[Stated exercise]
Find and return each line containing "ویسے".

(A block of data)
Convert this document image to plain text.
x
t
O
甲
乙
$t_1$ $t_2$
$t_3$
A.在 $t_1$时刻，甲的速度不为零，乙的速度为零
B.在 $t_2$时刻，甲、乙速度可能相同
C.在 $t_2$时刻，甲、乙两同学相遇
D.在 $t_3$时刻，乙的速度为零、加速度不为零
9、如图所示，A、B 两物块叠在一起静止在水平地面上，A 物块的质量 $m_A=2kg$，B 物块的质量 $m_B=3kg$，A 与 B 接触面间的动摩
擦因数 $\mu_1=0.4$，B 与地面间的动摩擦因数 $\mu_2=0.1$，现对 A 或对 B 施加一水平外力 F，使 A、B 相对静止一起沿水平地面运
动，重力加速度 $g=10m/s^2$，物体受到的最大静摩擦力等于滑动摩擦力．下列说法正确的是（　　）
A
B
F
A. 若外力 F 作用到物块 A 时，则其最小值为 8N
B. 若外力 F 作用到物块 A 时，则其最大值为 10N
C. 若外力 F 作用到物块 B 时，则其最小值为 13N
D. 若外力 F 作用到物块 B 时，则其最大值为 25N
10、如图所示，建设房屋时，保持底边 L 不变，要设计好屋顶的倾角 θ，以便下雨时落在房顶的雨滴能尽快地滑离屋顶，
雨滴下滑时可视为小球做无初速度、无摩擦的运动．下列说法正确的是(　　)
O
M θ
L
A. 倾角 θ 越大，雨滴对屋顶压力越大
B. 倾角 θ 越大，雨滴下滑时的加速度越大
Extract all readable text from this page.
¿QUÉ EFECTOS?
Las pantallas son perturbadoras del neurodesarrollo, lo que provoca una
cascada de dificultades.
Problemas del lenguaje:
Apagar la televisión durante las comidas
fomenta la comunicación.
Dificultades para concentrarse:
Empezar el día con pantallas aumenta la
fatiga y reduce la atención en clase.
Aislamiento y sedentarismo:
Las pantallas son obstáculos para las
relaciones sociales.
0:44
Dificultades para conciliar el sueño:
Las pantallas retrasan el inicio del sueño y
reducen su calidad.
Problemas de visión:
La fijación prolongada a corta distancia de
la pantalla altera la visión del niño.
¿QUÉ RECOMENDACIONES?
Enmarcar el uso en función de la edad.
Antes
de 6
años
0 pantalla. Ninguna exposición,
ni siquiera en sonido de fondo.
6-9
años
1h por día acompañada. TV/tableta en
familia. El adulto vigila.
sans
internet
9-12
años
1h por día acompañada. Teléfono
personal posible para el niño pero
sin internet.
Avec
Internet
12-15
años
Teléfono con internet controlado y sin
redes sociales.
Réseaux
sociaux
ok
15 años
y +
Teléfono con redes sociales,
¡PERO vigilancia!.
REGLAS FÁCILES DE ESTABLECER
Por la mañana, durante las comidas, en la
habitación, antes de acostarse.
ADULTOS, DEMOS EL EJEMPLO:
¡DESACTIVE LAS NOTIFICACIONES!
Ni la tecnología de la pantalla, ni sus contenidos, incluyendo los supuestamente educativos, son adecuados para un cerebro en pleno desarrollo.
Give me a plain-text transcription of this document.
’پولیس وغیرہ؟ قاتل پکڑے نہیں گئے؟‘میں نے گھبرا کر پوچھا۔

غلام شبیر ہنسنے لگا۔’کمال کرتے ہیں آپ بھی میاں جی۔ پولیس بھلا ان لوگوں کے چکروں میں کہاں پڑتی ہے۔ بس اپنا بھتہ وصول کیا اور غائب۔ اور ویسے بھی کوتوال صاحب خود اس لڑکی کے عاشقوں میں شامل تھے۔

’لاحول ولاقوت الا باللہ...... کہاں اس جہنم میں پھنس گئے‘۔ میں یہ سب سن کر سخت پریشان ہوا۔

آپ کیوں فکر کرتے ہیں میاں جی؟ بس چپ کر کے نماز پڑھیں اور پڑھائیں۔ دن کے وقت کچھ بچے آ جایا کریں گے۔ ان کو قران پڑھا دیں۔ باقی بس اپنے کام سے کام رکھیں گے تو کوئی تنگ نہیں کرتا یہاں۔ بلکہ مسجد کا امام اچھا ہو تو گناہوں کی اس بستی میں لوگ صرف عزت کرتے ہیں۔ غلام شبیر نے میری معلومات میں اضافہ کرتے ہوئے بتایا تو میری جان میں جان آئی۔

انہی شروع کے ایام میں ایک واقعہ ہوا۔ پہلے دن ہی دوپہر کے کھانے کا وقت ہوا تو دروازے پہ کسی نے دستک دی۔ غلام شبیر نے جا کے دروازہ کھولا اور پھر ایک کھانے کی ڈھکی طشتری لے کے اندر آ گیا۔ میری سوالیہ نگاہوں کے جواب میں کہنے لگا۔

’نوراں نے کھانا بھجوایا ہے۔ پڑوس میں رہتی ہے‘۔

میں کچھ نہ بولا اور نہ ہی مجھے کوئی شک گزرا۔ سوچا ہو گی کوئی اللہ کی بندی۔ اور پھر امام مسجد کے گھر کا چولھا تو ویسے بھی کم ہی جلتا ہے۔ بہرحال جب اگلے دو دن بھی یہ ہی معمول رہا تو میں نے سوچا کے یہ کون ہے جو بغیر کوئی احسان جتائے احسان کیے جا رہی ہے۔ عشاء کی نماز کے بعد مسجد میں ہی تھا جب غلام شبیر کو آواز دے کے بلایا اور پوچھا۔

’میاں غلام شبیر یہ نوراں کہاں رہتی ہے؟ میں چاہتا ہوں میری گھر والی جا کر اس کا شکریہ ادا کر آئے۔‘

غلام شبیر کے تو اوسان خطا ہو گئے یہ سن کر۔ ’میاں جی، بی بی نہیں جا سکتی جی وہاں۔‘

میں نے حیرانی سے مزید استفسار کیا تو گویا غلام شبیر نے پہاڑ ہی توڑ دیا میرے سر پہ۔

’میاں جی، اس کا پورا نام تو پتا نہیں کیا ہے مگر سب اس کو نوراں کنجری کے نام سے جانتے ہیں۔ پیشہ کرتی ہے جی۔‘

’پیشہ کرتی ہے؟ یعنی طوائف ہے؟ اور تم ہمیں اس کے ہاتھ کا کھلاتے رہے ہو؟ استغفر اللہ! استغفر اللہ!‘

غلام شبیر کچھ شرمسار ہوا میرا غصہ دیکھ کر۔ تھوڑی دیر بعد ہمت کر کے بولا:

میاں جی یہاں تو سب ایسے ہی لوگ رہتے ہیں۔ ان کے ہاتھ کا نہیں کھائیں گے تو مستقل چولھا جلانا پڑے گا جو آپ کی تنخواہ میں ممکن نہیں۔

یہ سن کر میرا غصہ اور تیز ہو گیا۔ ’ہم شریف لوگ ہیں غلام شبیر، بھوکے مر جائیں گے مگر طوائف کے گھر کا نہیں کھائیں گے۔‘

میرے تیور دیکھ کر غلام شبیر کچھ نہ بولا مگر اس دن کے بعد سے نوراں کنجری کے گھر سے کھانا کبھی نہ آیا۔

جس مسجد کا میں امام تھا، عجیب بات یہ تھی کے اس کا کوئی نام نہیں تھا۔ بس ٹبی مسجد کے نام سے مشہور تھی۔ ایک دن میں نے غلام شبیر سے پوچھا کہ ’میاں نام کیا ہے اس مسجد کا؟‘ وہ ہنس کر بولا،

[Exercise solution]
غلام شبیر ہنسنے لگا۔’کمال کرتے ہیں آپ بھی میاں جی۔ پولیس بھلا ان لوگوں کے چکروں میں کہاں پڑتی ہے۔ بس اپنا بھتہ وصول کیا اور غائب۔ اور ویسے بھی کوتوال صاحب خود اس لڑکی کے عاشقوں میں شامل تھے۔
میں کچھ نہ بولا اور نہ ہی مجھے کوئی شک گزرا۔ سوچا ہو گی کوئی اللہ کی بندی۔ اور پھر امام مسجد کے گھر کا چولھا تو ویسے بھی کم ہی جلتا ہے۔ بہرحال جب اگلے دو دن بھی یہ ہی معمول رہا تو میں نے سوچا کے یہ کون ہے جو بغیر کوئی احسان جتائے احسان کیے جا رہی ہے۔ عشاء کی نماز کے بعد مسجد میں ہی تھا جب غلام شبیر کو آواز دے کے بلایا اور پوچھا۔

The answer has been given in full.